-------- THE INPUT
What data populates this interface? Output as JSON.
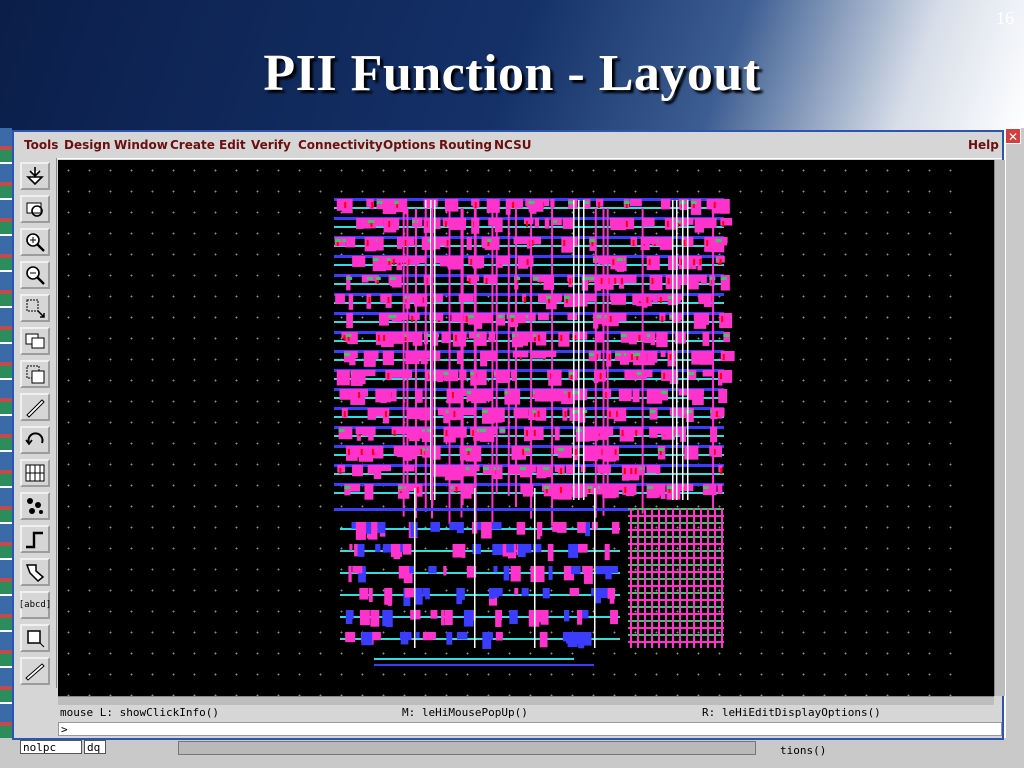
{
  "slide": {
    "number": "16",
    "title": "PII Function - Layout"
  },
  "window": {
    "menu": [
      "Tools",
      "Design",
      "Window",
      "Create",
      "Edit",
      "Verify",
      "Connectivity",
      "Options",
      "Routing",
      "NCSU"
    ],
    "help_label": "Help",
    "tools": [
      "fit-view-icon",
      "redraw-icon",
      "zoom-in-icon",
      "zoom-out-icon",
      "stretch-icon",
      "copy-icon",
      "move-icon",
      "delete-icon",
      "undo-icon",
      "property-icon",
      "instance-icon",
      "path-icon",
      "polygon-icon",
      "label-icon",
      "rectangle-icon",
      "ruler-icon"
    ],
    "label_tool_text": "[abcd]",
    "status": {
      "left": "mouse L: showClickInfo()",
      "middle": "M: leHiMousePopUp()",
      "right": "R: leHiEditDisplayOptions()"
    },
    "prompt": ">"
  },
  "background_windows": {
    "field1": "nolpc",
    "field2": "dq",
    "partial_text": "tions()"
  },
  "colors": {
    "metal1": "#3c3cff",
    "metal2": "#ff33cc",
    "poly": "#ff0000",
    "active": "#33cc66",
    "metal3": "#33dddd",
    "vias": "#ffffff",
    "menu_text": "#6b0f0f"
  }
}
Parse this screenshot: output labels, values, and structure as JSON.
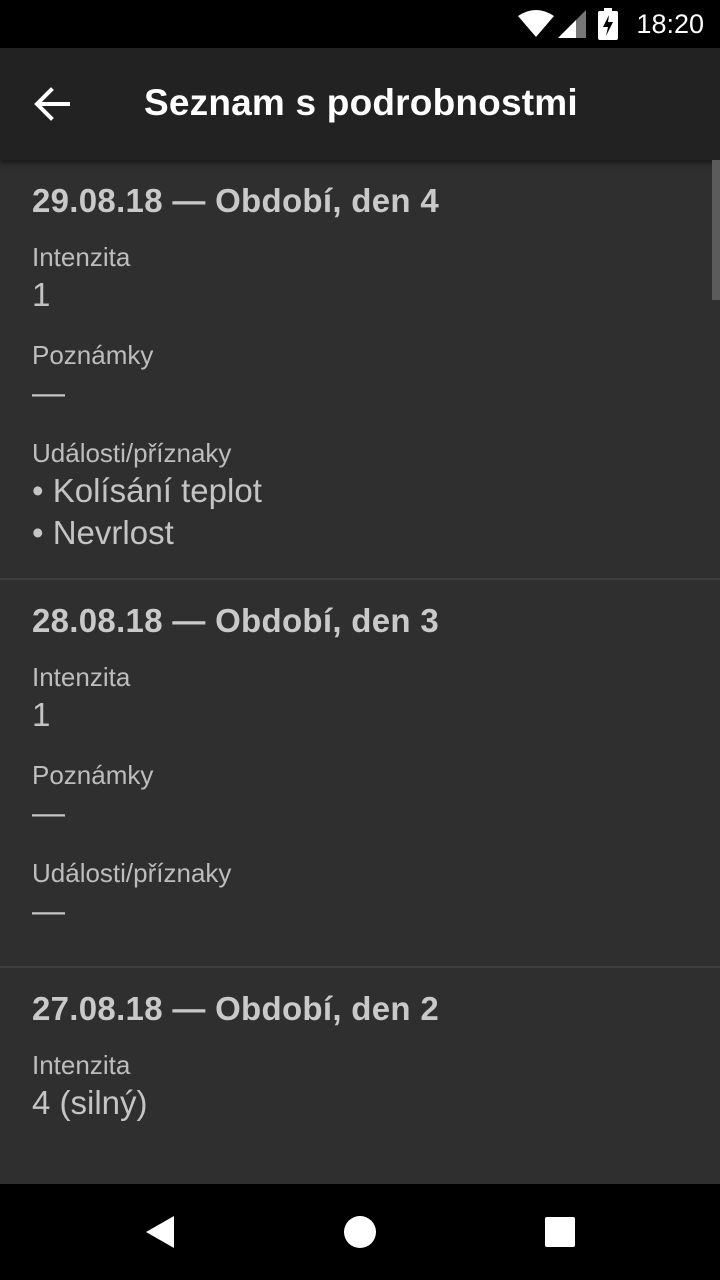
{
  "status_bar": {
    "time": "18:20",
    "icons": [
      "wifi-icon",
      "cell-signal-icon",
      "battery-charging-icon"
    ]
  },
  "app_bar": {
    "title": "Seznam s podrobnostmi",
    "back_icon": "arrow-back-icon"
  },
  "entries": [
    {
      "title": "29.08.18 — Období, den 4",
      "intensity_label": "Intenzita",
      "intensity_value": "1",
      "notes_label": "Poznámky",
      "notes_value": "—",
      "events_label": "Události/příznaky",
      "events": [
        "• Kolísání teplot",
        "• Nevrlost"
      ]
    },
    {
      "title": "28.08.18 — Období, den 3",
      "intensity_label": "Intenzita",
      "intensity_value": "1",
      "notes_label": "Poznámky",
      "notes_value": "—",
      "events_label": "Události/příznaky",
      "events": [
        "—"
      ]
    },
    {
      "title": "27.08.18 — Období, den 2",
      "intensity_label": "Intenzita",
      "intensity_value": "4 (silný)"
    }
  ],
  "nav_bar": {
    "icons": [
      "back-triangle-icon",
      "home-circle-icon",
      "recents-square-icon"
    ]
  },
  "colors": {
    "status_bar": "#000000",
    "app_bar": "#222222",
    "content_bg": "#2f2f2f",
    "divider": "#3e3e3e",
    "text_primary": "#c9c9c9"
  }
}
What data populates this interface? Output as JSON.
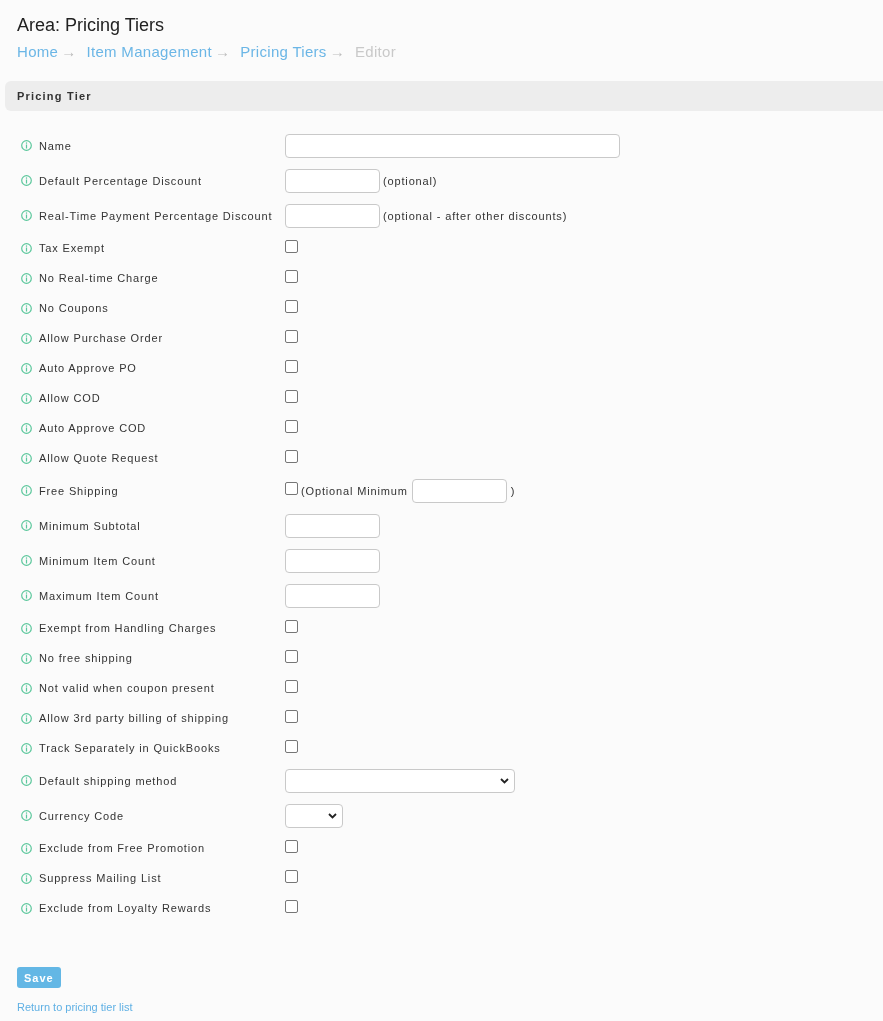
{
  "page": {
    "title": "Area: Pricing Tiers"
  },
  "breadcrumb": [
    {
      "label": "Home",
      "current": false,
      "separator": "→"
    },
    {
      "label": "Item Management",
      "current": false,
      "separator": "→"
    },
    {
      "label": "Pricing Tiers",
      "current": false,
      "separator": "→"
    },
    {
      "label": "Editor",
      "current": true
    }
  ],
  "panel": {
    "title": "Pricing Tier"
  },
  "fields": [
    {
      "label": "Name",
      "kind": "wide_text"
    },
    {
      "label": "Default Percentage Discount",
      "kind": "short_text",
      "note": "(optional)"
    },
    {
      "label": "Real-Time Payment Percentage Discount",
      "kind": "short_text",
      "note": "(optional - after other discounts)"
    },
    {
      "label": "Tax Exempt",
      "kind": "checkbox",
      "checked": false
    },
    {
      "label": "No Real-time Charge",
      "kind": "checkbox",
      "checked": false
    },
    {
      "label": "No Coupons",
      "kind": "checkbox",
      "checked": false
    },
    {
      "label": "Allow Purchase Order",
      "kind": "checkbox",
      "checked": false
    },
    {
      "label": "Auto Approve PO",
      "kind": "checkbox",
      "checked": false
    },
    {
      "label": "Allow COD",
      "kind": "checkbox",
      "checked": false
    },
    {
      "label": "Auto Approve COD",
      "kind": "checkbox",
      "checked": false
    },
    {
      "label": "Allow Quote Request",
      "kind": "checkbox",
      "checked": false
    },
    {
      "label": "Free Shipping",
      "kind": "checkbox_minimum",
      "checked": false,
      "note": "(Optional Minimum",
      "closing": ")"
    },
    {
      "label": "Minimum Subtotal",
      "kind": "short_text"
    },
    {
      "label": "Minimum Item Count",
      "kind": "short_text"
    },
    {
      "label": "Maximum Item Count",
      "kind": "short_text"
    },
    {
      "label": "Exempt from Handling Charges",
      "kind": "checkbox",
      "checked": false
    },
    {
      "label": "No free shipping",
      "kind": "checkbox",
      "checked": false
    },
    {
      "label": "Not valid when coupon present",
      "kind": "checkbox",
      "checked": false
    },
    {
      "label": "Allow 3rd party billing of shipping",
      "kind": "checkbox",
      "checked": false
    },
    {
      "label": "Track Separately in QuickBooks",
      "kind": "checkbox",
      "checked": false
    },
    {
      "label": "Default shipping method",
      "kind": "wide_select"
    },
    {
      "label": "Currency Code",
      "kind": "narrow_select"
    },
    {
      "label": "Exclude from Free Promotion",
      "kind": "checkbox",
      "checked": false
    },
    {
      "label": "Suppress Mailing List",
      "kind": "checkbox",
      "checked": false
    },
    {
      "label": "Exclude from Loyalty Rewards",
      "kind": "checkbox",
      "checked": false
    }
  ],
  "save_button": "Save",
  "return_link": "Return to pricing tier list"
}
----------------
EXERCISE BRIEF – List every line above that contains the word "Období".

REPLY –
      "title": "29.08.18 — Období, den 4",
      "title": "28.08.18 — Období, den 3",
      "title": "27.08.18 — Období, den 2",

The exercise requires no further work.